• EXERCISE GOAL:
Gather every line of the entries that includes the word "image".

── DATA SUPPLIED ──

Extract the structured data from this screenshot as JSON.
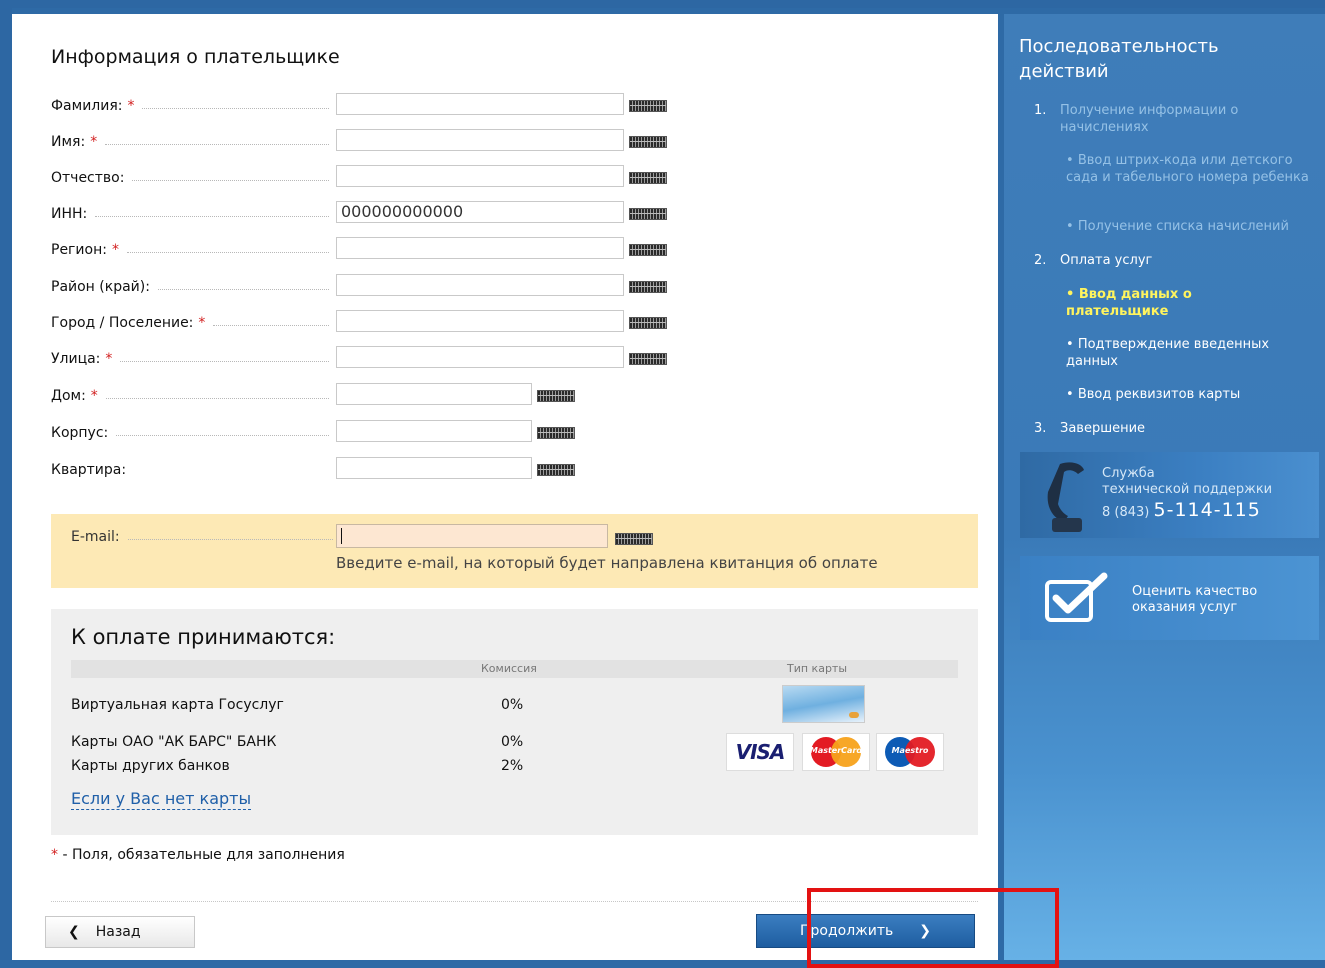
{
  "form": {
    "title": "Информация о плательщике",
    "required_mark": "*",
    "fields": [
      {
        "label": "Фамилия:",
        "required": true,
        "value": ""
      },
      {
        "label": "Имя:",
        "required": true,
        "value": ""
      },
      {
        "label": "Отчество:",
        "required": false,
        "value": ""
      },
      {
        "label": "ИНН:",
        "required": false,
        "value": "000000000000"
      },
      {
        "label": "Регион:",
        "required": true,
        "value": ""
      },
      {
        "label": "Район (край):",
        "required": false,
        "value": ""
      },
      {
        "label": "Город / Поселение:",
        "required": true,
        "value": ""
      },
      {
        "label": "Улица:",
        "required": true,
        "value": ""
      },
      {
        "label": "Дом:",
        "required": true,
        "value": ""
      },
      {
        "label": "Корпус:",
        "required": false,
        "value": ""
      },
      {
        "label": "Квартира:",
        "required": false,
        "value": ""
      }
    ],
    "email": {
      "label": "E-mail:",
      "value": "",
      "hint": "Введите e-mail, на который будет направлена квитанция об оплате"
    }
  },
  "payment": {
    "title": "К оплате принимаются:",
    "col_commission": "Комиссия",
    "col_card_type": "Тип карты",
    "rows": [
      {
        "name": "Виртуальная карта Госуслуг",
        "commission": "0%"
      },
      {
        "name": "Карты ОАО \"АК БАРС\" БАНК",
        "commission": "0%"
      },
      {
        "name": "Карты других банков",
        "commission": "2%"
      }
    ],
    "cards": {
      "visa": "VISA",
      "mastercard": "MasterCard",
      "maestro": "Maestro"
    },
    "no_card_link": "Если у Вас нет карты"
  },
  "required_note": {
    "star": "*",
    "text": " - Поля, обязательные для заполнения"
  },
  "buttons": {
    "back": "Назад",
    "next": "Продолжить"
  },
  "sidebar": {
    "title_line1": "Последовательность",
    "title_line2": "действий",
    "step1_num": "1.",
    "step1_label": "Получение информации о начислениях",
    "step1_sub1": "Ввод штрих-кода или детского сада и табельного номера ребенка",
    "step1_sub2": "Получение списка начислений",
    "step2_num": "2.",
    "step2_label": "Оплата услуг",
    "step2_sub1": "Ввод данных о плательщике",
    "step2_sub2": "Подтверждение введенных данных",
    "step2_sub3": "Ввод реквизитов карты",
    "step3_num": "3.",
    "step3_label": "Завершение",
    "support_line1": "Служба",
    "support_line2": "технической поддержки",
    "support_prefix": "8 (843)",
    "support_number": "5-114-115",
    "quality_line1": "Оценить качество",
    "quality_line2": "оказания услуг"
  },
  "colors": {
    "accent": "#2e6aa6",
    "required": "#d21f1f",
    "email_bg": "#fde9b5",
    "highlight": "#e31212",
    "active_step": "#fff45e"
  }
}
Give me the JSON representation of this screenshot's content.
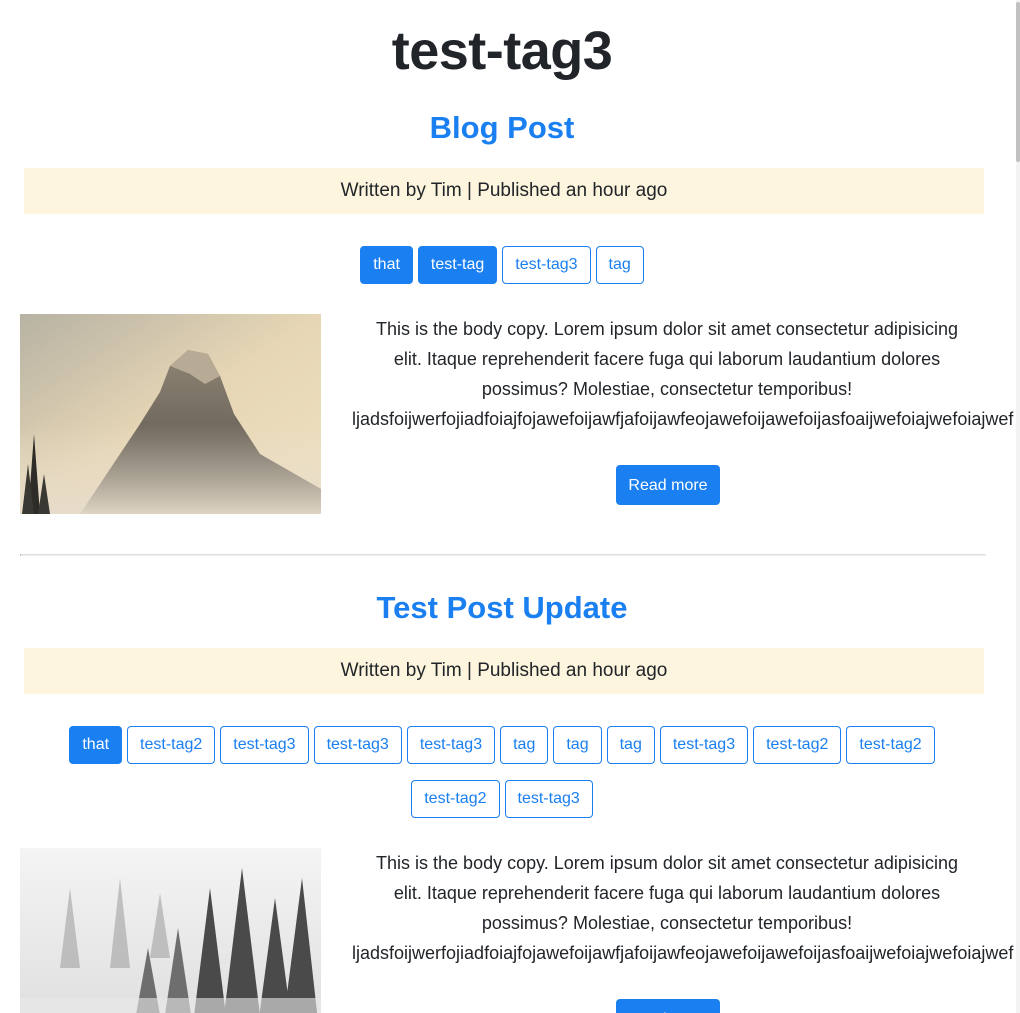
{
  "page": {
    "title": "test-tag3"
  },
  "posts": [
    {
      "title": "Blog Post",
      "meta": "Written by Tim | Published an hour ago",
      "tags": [
        {
          "label": "that",
          "active": true
        },
        {
          "label": "test-tag",
          "active": true
        },
        {
          "label": "test-tag3",
          "active": false
        },
        {
          "label": "tag",
          "active": false
        }
      ],
      "image": "mountain-image",
      "body_lines": [
        "This is the body copy. Lorem ipsum dolor sit amet consectetur adipisicing",
        "elit. Itaque reprehenderit facere fuga qui laborum laudantium dolores",
        "possimus? Molestiae, consectetur temporibus!",
        "ljadsfoijwerfojiadfoiajfojawefoijawfjafoijawfeojawefoijawefoijasfoaijwefoiajwefoiajwef"
      ],
      "read_more": "Read more"
    },
    {
      "title": "Test Post Update",
      "meta": "Written by Tim | Published an hour ago",
      "tags": [
        {
          "label": "that",
          "active": true
        },
        {
          "label": "test-tag2",
          "active": false
        },
        {
          "label": "test-tag3",
          "active": false
        },
        {
          "label": "test-tag3",
          "active": false
        },
        {
          "label": "test-tag3",
          "active": false
        },
        {
          "label": "tag",
          "active": false
        },
        {
          "label": "tag",
          "active": false
        },
        {
          "label": "tag",
          "active": false
        },
        {
          "label": "test-tag3",
          "active": false
        },
        {
          "label": "test-tag2",
          "active": false
        },
        {
          "label": "test-tag2",
          "active": false
        },
        {
          "label": "test-tag2",
          "active": false
        },
        {
          "label": "test-tag3",
          "active": false
        }
      ],
      "image": "forest-fog-image",
      "body_lines": [
        "This is the body copy. Lorem ipsum dolor sit amet consectetur adipisicing",
        "elit. Itaque reprehenderit facere fuga qui laborum laudantium dolores",
        "possimus? Molestiae, consectetur temporibus!",
        "ljadsfoijwerfojiadfoiajfojawefoijawfjafoijawfeojawefoijawefoijasfoaijwefoiajwefoiajwef"
      ],
      "read_more": "Read more"
    }
  ],
  "colors": {
    "primary": "#1a7ff0",
    "meta_bg": "#fdf5de",
    "text": "#212529"
  }
}
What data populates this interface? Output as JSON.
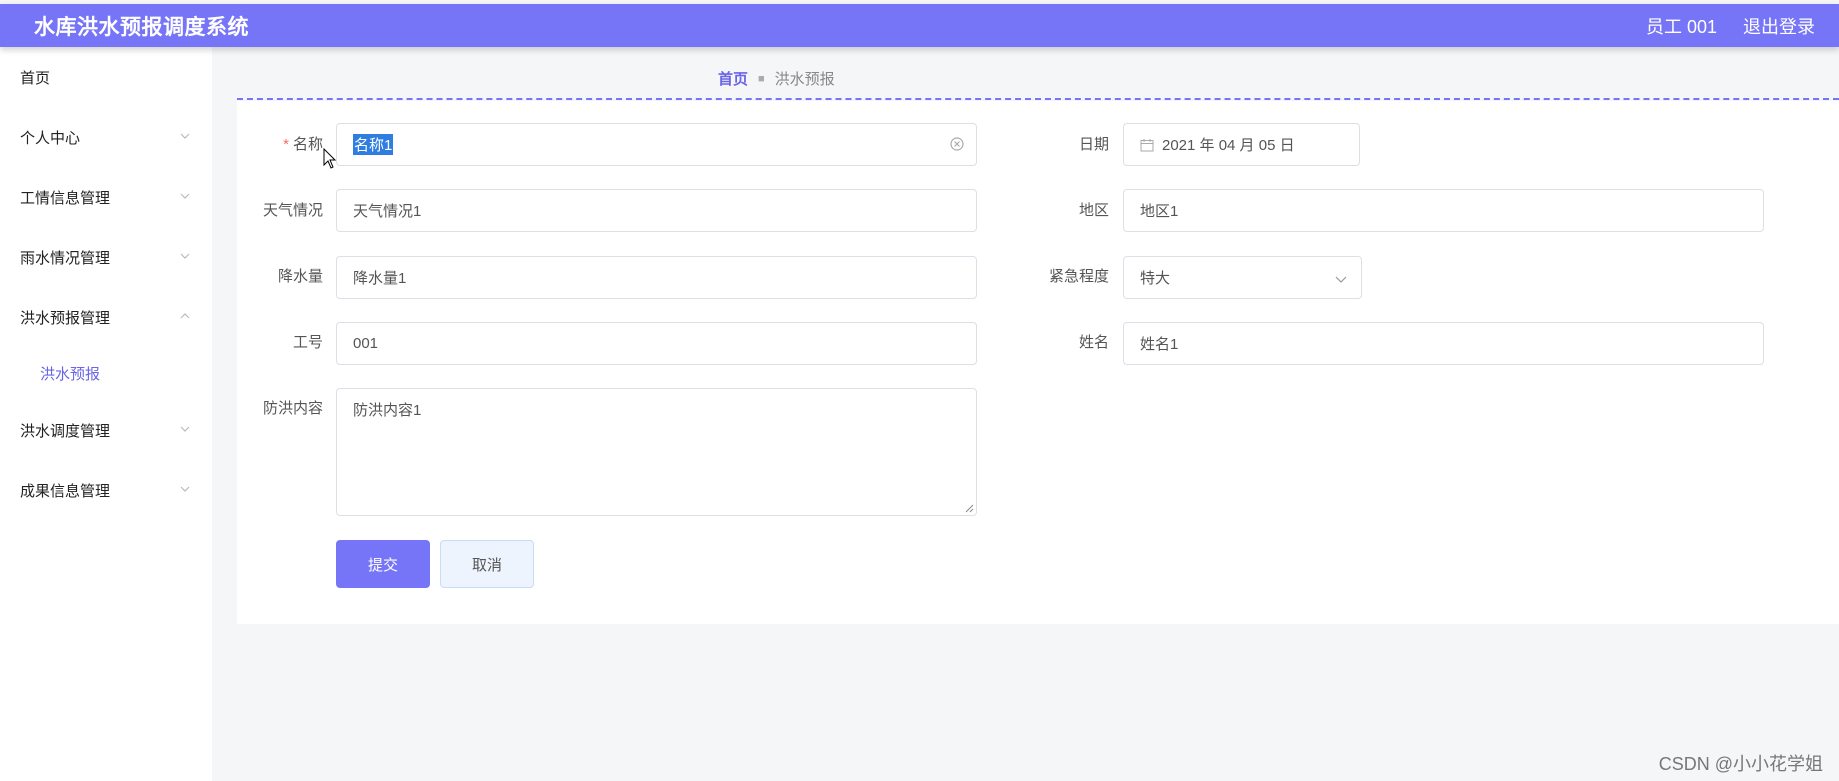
{
  "header": {
    "app_title": "水库洪水预报调度系统",
    "user_label": "员工 001",
    "logout_label": "退出登录"
  },
  "sidebar": {
    "items": [
      {
        "label": "首页"
      },
      {
        "label": "个人中心"
      },
      {
        "label": "工情信息管理"
      },
      {
        "label": "雨水情况管理"
      },
      {
        "label": "洪水预报管理"
      },
      {
        "label": "洪水预报"
      },
      {
        "label": "洪水调度管理"
      },
      {
        "label": "成果信息管理"
      }
    ]
  },
  "breadcrumb": {
    "home": "首页",
    "current": "洪水预报"
  },
  "form": {
    "name": {
      "label": "名称",
      "value": "名称1"
    },
    "date": {
      "label": "日期",
      "value": "2021 年 04 月 05 日"
    },
    "weather": {
      "label": "天气情况",
      "value": "天气情况1"
    },
    "region": {
      "label": "地区",
      "value": "地区1"
    },
    "rainfall": {
      "label": "降水量",
      "value": "降水量1"
    },
    "urgency": {
      "label": "紧急程度",
      "value": "特大"
    },
    "employee_id": {
      "label": "工号",
      "value": "001"
    },
    "person_name": {
      "label": "姓名",
      "value": "姓名1"
    },
    "content": {
      "label": "防洪内容",
      "value": "防洪内容1"
    },
    "submit_label": "提交",
    "cancel_label": "取消"
  },
  "watermark": "CSDN @小小花学姐",
  "colors": {
    "accent": "#7775f7",
    "required": "#f56c6c",
    "selection": "#2f7de1"
  }
}
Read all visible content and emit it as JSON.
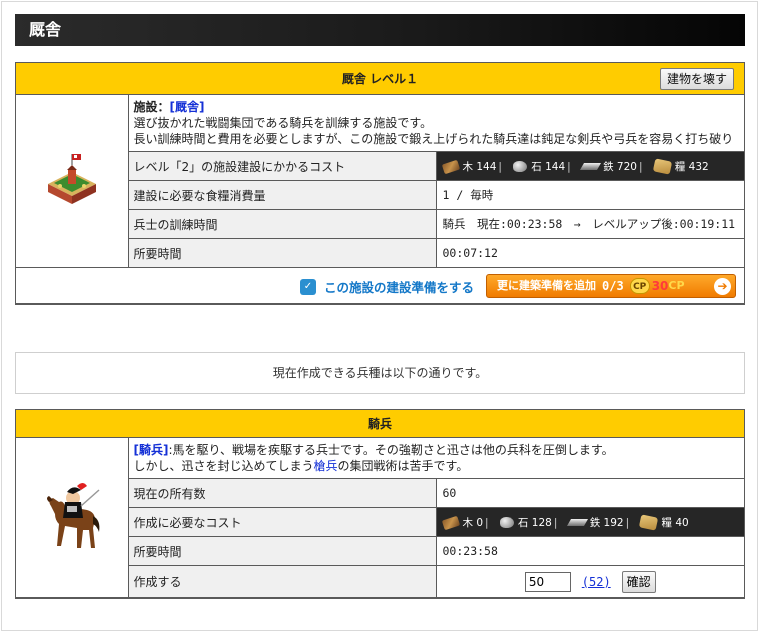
{
  "page": {
    "title": "厩舎"
  },
  "building": {
    "header": "厩舎 レベル１",
    "destroy_label": "建物を壊す",
    "facility_prefix": "施設：",
    "facility_name": "[厩舎]",
    "description_1": "選び抜かれた戦闘集団である騎兵を訓練する施設です。",
    "description_2": "長い訓練時間と費用を必要としますが、この施設で鍛え上げられた騎兵達は鈍足な剣兵や弓兵を容易く打ち破り",
    "rows": {
      "cost_label": "レベル「2」の施設建設にかかるコスト",
      "food_label": "建設に必要な食糧消費量",
      "food_value": "1 / 毎時",
      "train_label": "兵士の訓練時間",
      "train_value": "騎兵　現在:00:23:58　→　レベルアップ後:00:19:11",
      "time_label": "所要時間",
      "time_value": "00:07:12"
    },
    "cost": {
      "wood": "木 144",
      "stone": "石 144",
      "iron": "鉄 720",
      "rice": "糧 432"
    },
    "prep_link": "この施設の建設準備をする",
    "prep_button": {
      "label": "更に建築準備を追加",
      "ratio": "0/3",
      "cp_badge": "CP",
      "cp_amount": "30",
      "cp_unit": "CP"
    }
  },
  "info_text": "現在作成できる兵種は以下の通りです。",
  "unit": {
    "header": "騎兵",
    "name_tag": "[騎兵]",
    "desc_1": ":馬を駆り、戦場を疾駆する兵士です。その強靭さと迅さは他の兵科を圧倒します。",
    "desc_2a": "しかし、迅さを封じ込めてしまう",
    "desc_2_link": "槍兵",
    "desc_2b": "の集団戦術は苦手です。",
    "rows": {
      "owned_label": "現在の所有数",
      "owned_value": "60",
      "cost_label": "作成に必要なコスト",
      "time_label": "所要時間",
      "time_value": "00:23:58",
      "create_label": "作成する"
    },
    "cost": {
      "wood": "木 0",
      "stone": "石 128",
      "iron": "鉄 192",
      "rice": "糧 40"
    },
    "qty_value": "50",
    "max_label": "(52)",
    "confirm_label": "確認"
  },
  "colors": {
    "accent_yellow": "#ffcc00",
    "header_dark": "#1a1a1a",
    "link_blue": "#1430d6",
    "orange": "#f07b00"
  }
}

───

• THE ANSWER:
      "image": "mountain-image",
      "image": "forest-fog-image",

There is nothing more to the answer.